Stored records:
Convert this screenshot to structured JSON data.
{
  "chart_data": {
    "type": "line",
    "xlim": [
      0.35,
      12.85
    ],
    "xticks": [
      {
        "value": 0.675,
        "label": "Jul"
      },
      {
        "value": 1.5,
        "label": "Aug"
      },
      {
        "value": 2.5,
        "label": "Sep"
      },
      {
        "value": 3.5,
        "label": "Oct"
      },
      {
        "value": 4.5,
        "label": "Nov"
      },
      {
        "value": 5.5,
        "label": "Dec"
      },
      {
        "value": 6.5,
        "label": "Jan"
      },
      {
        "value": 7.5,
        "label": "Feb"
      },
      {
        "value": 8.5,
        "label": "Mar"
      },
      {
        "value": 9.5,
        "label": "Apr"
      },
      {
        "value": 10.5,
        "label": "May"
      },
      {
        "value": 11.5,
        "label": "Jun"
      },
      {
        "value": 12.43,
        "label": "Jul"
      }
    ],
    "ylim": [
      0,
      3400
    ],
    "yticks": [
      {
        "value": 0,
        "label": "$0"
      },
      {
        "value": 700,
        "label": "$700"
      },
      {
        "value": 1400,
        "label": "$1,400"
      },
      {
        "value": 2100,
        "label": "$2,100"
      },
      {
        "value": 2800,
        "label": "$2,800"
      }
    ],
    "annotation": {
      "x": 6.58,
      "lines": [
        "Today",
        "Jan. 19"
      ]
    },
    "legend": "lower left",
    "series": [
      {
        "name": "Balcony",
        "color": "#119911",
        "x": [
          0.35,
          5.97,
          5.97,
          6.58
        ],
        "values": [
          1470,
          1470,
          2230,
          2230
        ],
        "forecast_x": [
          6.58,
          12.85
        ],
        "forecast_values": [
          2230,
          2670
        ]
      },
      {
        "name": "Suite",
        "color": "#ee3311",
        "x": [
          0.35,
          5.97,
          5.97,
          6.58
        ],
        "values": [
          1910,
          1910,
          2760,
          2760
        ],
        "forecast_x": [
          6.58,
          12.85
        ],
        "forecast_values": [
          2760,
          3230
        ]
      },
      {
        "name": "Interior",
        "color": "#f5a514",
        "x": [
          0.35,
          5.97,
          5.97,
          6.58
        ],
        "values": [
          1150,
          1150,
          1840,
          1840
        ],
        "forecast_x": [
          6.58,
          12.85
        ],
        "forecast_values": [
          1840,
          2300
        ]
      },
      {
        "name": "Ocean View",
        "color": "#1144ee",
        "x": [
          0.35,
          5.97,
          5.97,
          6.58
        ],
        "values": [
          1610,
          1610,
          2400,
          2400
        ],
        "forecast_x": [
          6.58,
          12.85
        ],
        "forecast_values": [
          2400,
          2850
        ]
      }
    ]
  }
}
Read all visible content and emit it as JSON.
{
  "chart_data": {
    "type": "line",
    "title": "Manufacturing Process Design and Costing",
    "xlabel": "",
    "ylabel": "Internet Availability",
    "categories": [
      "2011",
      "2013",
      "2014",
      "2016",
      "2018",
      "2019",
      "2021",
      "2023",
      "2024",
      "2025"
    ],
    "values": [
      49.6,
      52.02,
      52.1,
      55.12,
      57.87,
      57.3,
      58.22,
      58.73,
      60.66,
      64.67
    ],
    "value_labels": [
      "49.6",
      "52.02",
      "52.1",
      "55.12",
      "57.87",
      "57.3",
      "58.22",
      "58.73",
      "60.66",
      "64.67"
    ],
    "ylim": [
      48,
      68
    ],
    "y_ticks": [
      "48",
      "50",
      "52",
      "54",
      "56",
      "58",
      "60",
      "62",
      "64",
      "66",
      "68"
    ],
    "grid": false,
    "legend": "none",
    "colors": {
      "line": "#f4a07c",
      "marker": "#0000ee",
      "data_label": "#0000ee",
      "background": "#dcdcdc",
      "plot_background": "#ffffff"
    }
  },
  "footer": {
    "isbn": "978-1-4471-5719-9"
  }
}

# GIVEN REQUEST
Restate the data above word for word, please.

# REPLY TO THE EXERCISE
Convert this screenshot to structured JSON data.
{
  "chart_data": {
    "type": "line",
    "xlim": [
      0.35,
      12.85
    ],
    "xticks": [
      {
        "value": 0.675,
        "label": "Jul"
      },
      {
        "value": 1.5,
        "label": "Aug"
      },
      {
        "value": 2.5,
        "label": "Sep"
      },
      {
        "value": 3.5,
        "label": "Oct"
      },
      {
        "value": 4.5,
        "label": "Nov"
      },
      {
        "value": 5.5,
        "label": "Dec"
      },
      {
        "value": 6.5,
        "label": "Jan"
      },
      {
        "value": 7.5,
        "label": "Feb"
      },
      {
        "value": 8.5,
        "label": "Mar"
      },
      {
        "value": 9.5,
        "label": "Apr"
      },
      {
        "value": 10.5,
        "label": "May"
      },
      {
        "value": 11.5,
        "label": "Jun"
      },
      {
        "value": 12.43,
        "label": "Jul"
      }
    ],
    "ylim": [
      0,
      3400
    ],
    "yticks": [
      {
        "value": 0,
        "label": "$0"
      },
      {
        "value": 700,
        "label": "$700"
      },
      {
        "value": 1400,
        "label": "$1,400"
      },
      {
        "value": 2100,
        "label": "$2,100"
      },
      {
        "value": 2800,
        "label": "$2,800"
      }
    ],
    "annotation": {
      "x": 6.58,
      "lines": [
        "Today",
        "Jan. 19"
      ]
    },
    "legend": "lower left",
    "series": [
      {
        "name": "Balcony",
        "color": "#119911",
        "x": [
          0.35,
          5.97,
          5.97,
          6.58
        ],
        "values": [
          1470,
          1470,
          2230,
          2230
        ],
        "forecast_x": [
          6.58,
          12.85
        ],
        "forecast_values": [
          2230,
          2670
        ]
      },
      {
        "name": "Suite",
        "color": "#ee3311",
        "x": [
          0.35,
          5.97,
          5.97,
          6.58
        ],
        "values": [
          1910,
          1910,
          2760,
          2760
        ],
        "forecast_x": [
          6.58,
          12.85
        ],
        "forecast_values": [
          2760,
          3230
        ]
      },
      {
        "name": "Interior",
        "color": "#f5a514",
        "x": [
          0.35,
          5.97,
          5.97,
          6.58
        ],
        "values": [
          1150,
          1150,
          1840,
          1840
        ],
        "forecast_x": [
          6.58,
          12.85
        ],
        "forecast_values": [
          1840,
          2300
        ]
      },
      {
        "name": "Ocean View",
        "color": "#1144ee",
        "x": [
          0.35,
          5.97,
          5.97,
          6.58
        ],
        "values": [
          1610,
          1610,
          2400,
          2400
        ],
        "forecast_x": [
          6.58,
          12.85
        ],
        "forecast_values": [
          2400,
          2850
        ]
      }
    ]
  }
}
Read all visible content and emit it as JSON.
{
  "chart_data": {
    "type": "line",
    "title": "Manufacturing Process Design and Costing",
    "xlabel": "",
    "ylabel": "Internet Availability",
    "categories": [
      "2011",
      "2013",
      "2014",
      "2016",
      "2018",
      "2019",
      "2021",
      "2023",
      "2024",
      "2025"
    ],
    "values": [
      49.6,
      52.02,
      52.1,
      55.12,
      57.87,
      57.3,
      58.22,
      58.73,
      60.66,
      64.67
    ],
    "value_labels": [
      "49.6",
      "52.02",
      "52.1",
      "55.12",
      "57.87",
      "57.3",
      "58.22",
      "58.73",
      "60.66",
      "64.67"
    ],
    "ylim": [
      48,
      68
    ],
    "y_ticks": [
      "48",
      "50",
      "52",
      "54",
      "56",
      "58",
      "60",
      "62",
      "64",
      "66",
      "68"
    ],
    "grid": false,
    "legend": "none",
    "colors": {
      "line": "#f4a07c",
      "marker": "#0000ee",
      "data_label": "#0000ee",
      "background": "#dcdcdc",
      "plot_background": "#ffffff"
    }
  },
  "footer": {
    "isbn": "978-1-4471-5719-9"
  }
}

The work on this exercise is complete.